* **Exercise**: Make an exact copy of all the entries, with the pictures left out.

- - - - -

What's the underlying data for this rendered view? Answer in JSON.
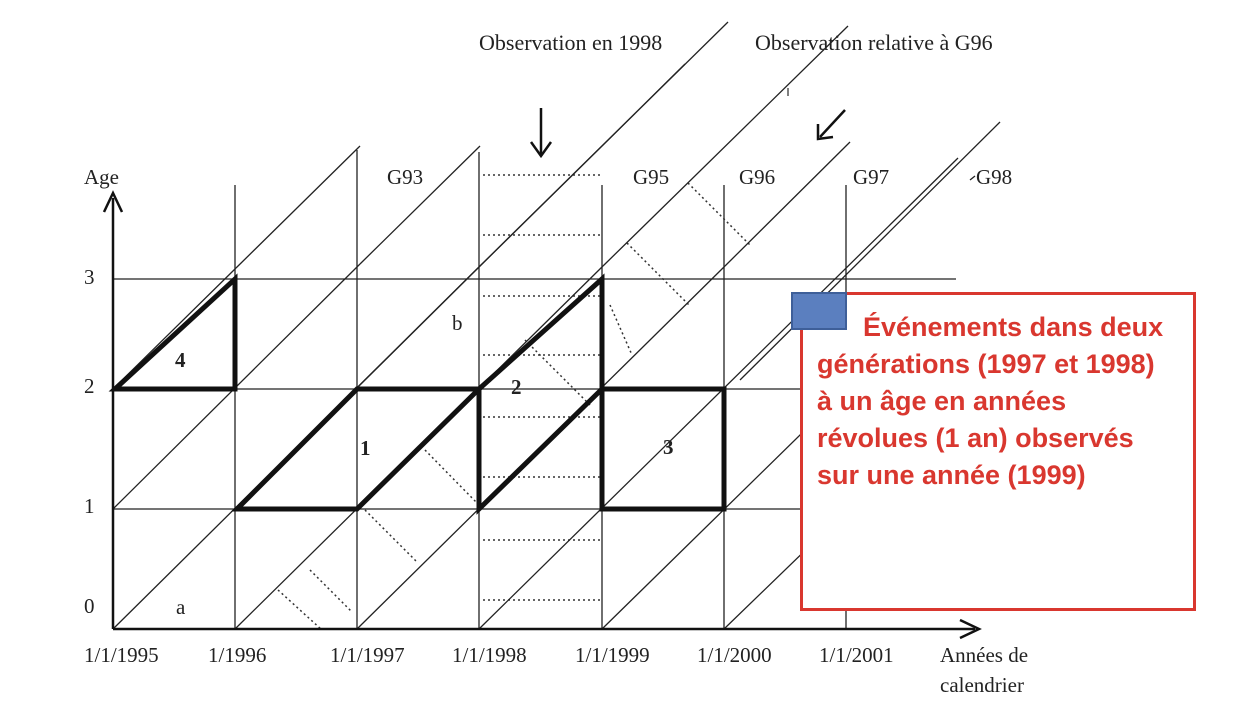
{
  "header": {
    "observation_1998": "Observation en 1998",
    "observation_g96": "Observation relative à G96"
  },
  "axes": {
    "y_label": "Age",
    "y_ticks": [
      "0",
      "1",
      "2",
      "3"
    ],
    "x_ticks": [
      "1/1/1995",
      "1/1996",
      "1/1/1997",
      "1/1/1998",
      "1/1/1999",
      "1/1/2000",
      "1/1/2001"
    ],
    "x_label_line1": "Années de",
    "x_label_line2": "calendrier"
  },
  "generations": [
    "G93",
    "G95",
    "G96",
    "G97",
    "G98"
  ],
  "regions": {
    "r1": "1",
    "r2": "2",
    "r3": "3",
    "r4": "4",
    "a": "a",
    "b": "b"
  },
  "legend": {
    "text": "Événements dans deux générations (1997 et 1998) à un âge en années révolues (1 an) observés sur une année (1999)",
    "swatch_color": "#5b7fbf",
    "text_color": "#d9372f"
  }
}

- - - - -

* **Response to this exercise**:
What's the underlying data for this rendered view? Answer in JSON.
{
  "header": {
    "observation_1998": "Observation en 1998",
    "observation_g96": "Observation relative à G96"
  },
  "axes": {
    "y_label": "Age",
    "y_ticks": [
      "0",
      "1",
      "2",
      "3"
    ],
    "x_ticks": [
      "1/1/1995",
      "1/1996",
      "1/1/1997",
      "1/1/1998",
      "1/1/1999",
      "1/1/2000",
      "1/1/2001"
    ],
    "x_label_line1": "Années de",
    "x_label_line2": "calendrier"
  },
  "generations": [
    "G93",
    "G95",
    "G96",
    "G97",
    "G98"
  ],
  "regions": {
    "r1": "1",
    "r2": "2",
    "r3": "3",
    "r4": "4",
    "a": "a",
    "b": "b"
  },
  "legend": {
    "text": "Événements dans deux générations (1997 et 1998) à un âge en années révolues (1 an) observés sur une année (1999)",
    "swatch_color": "#5b7fbf",
    "text_color": "#d9372f"
  }
}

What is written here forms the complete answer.